Retype the lines verbatim, starting at the line that contains "Patent image size: (994, 1303)." and ending after the line that contains "The circuit portion 742 is at (520, 541).".

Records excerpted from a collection

▼▼▼

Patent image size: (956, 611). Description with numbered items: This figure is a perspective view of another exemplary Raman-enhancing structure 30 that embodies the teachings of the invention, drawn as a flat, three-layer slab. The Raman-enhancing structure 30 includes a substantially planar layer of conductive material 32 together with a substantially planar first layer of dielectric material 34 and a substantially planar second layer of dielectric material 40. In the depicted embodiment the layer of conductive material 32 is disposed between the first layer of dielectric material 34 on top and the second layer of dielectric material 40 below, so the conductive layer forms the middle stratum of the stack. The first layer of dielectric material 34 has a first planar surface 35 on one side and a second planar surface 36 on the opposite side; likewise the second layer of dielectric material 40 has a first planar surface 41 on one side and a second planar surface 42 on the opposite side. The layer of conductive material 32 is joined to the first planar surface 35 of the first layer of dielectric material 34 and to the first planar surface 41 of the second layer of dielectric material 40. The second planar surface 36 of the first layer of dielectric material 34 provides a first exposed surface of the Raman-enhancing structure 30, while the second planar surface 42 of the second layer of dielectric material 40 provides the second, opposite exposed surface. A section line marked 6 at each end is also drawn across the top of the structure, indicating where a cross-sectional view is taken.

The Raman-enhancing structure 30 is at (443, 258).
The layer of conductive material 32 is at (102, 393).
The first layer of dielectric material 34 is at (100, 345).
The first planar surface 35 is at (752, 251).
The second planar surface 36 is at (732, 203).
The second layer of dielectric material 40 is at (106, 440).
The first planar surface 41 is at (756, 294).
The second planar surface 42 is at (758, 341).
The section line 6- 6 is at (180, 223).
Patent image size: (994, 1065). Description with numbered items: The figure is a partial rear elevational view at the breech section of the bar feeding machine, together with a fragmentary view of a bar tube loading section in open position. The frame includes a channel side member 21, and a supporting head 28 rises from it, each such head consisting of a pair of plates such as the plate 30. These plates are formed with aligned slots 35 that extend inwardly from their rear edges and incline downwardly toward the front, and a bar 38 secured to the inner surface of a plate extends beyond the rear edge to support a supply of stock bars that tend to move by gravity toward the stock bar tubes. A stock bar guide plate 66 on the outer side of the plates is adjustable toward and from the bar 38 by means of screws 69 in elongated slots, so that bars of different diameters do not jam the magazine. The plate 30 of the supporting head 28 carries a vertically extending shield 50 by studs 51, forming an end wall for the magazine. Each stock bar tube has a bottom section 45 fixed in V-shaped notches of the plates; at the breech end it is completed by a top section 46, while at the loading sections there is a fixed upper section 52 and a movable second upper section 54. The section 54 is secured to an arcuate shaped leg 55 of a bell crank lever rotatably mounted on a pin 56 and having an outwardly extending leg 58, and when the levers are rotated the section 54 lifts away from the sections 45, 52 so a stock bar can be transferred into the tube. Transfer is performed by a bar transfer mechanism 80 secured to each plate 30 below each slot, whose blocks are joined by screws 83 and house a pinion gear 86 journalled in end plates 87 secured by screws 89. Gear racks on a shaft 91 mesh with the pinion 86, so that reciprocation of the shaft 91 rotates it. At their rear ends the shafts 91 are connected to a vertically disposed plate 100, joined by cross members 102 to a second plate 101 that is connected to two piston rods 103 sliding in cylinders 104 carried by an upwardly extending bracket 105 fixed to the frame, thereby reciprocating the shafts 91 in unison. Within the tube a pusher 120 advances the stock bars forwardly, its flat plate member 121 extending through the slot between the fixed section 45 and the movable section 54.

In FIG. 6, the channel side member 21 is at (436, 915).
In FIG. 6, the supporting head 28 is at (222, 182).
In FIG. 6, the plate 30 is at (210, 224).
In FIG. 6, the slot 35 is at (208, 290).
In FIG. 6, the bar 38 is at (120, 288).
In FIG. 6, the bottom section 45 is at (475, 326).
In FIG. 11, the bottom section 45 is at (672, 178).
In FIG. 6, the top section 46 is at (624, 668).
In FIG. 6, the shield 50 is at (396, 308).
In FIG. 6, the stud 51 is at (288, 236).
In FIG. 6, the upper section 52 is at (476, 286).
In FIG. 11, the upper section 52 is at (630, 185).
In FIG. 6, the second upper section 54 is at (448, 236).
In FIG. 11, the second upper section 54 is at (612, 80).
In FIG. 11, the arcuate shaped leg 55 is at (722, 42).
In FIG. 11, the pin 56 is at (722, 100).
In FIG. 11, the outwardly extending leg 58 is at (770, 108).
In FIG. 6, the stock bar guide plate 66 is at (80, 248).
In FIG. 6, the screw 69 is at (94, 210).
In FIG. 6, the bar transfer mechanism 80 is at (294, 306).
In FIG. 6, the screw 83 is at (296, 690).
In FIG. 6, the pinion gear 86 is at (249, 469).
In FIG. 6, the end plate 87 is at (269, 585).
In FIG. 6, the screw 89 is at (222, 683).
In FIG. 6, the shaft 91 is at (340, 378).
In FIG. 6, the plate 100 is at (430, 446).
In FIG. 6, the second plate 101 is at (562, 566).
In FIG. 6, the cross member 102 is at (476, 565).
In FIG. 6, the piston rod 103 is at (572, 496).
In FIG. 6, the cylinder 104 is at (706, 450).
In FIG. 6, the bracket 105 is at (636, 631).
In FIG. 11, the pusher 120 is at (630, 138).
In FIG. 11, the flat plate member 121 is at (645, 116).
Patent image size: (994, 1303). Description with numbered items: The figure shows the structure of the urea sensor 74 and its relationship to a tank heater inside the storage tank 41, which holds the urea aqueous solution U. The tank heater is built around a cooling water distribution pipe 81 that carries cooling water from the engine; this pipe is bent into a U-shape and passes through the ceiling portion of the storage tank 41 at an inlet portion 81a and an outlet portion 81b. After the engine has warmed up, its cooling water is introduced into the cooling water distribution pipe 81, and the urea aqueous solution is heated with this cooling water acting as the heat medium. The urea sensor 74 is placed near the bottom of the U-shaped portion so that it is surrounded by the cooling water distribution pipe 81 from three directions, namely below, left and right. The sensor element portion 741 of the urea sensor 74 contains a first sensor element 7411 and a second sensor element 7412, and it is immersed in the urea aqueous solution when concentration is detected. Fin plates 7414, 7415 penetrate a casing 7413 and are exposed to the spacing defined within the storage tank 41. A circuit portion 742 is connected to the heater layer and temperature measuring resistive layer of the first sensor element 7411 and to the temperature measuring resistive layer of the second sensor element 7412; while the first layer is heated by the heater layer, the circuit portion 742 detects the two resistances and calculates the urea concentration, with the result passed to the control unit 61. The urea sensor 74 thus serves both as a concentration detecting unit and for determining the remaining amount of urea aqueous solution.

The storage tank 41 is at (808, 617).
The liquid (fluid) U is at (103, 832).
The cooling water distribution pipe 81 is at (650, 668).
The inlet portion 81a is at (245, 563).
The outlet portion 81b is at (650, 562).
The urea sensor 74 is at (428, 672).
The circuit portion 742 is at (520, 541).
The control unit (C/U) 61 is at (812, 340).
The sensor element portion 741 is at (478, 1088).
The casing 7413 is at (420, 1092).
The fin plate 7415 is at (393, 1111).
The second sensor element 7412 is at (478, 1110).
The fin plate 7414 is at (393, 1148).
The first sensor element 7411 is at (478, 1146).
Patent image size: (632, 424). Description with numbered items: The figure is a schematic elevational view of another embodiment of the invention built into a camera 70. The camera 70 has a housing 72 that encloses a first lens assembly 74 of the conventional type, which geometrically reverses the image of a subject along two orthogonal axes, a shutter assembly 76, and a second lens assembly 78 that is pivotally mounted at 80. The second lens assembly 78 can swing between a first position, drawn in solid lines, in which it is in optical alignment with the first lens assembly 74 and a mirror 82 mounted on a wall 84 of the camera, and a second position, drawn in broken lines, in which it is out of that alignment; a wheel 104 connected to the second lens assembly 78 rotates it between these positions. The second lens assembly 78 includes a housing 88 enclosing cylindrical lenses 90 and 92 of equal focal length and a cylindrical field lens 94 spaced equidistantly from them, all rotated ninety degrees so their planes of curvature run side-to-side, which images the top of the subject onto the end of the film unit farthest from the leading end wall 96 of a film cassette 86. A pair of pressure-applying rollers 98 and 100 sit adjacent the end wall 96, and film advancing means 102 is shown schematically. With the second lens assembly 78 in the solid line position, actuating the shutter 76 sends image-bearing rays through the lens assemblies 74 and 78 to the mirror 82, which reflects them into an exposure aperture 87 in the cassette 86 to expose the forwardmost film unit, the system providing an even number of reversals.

▲▲▲

- OUTPUT FOR THIS TASK:
Patent image size: (994, 1303). Description with numbered items: The figure shows the structure of the urea sensor 74 and its relationship to a tank heater inside the storage tank 41, which holds the urea aqueous solution U. The tank heater is built around a cooling water distribution pipe 81 that carries cooling water from the engine; this pipe is bent into a U-shape and passes through the ceiling portion of the storage tank 41 at an inlet portion 81a and an outlet portion 81b. After the engine has warmed up, its cooling water is introduced into the cooling water distribution pipe 81, and the urea aqueous solution is heated with this cooling water acting as the heat medium. The urea sensor 74 is placed near the bottom of the U-shaped portion so that it is surrounded by the cooling water distribution pipe 81 from three directions, namely below, left and right. The sensor element portion 741 of the urea sensor 74 contains a first sensor element 7411 and a second sensor element 7412, and it is immersed in the urea aqueous solution when concentration is detected. Fin plates 7414, 7415 penetrate a casing 7413 and are exposed to the spacing defined within the storage tank 41. A circuit portion 742 is connected to the heater layer and temperature measuring resistive layer of the first sensor element 7411 and to the temperature measuring resistive layer of the second sensor element 7412; while the first layer is heated by the heater layer, the circuit portion 742 detects the two resistances and calculates the urea concentration, with the result passed to the control unit 61. The urea sensor 74 thus serves both as a concentration detecting unit and for determining the remaining amount of urea aqueous solution.

The storage tank 41 is at (808, 617).
The liquid (fluid) U is at (103, 832).
The cooling water distribution pipe 81 is at (650, 668).
The inlet portion 81a is at (245, 563).
The outlet portion 81b is at (650, 562).
The urea sensor 74 is at (428, 672).
The circuit portion 742 is at (520, 541).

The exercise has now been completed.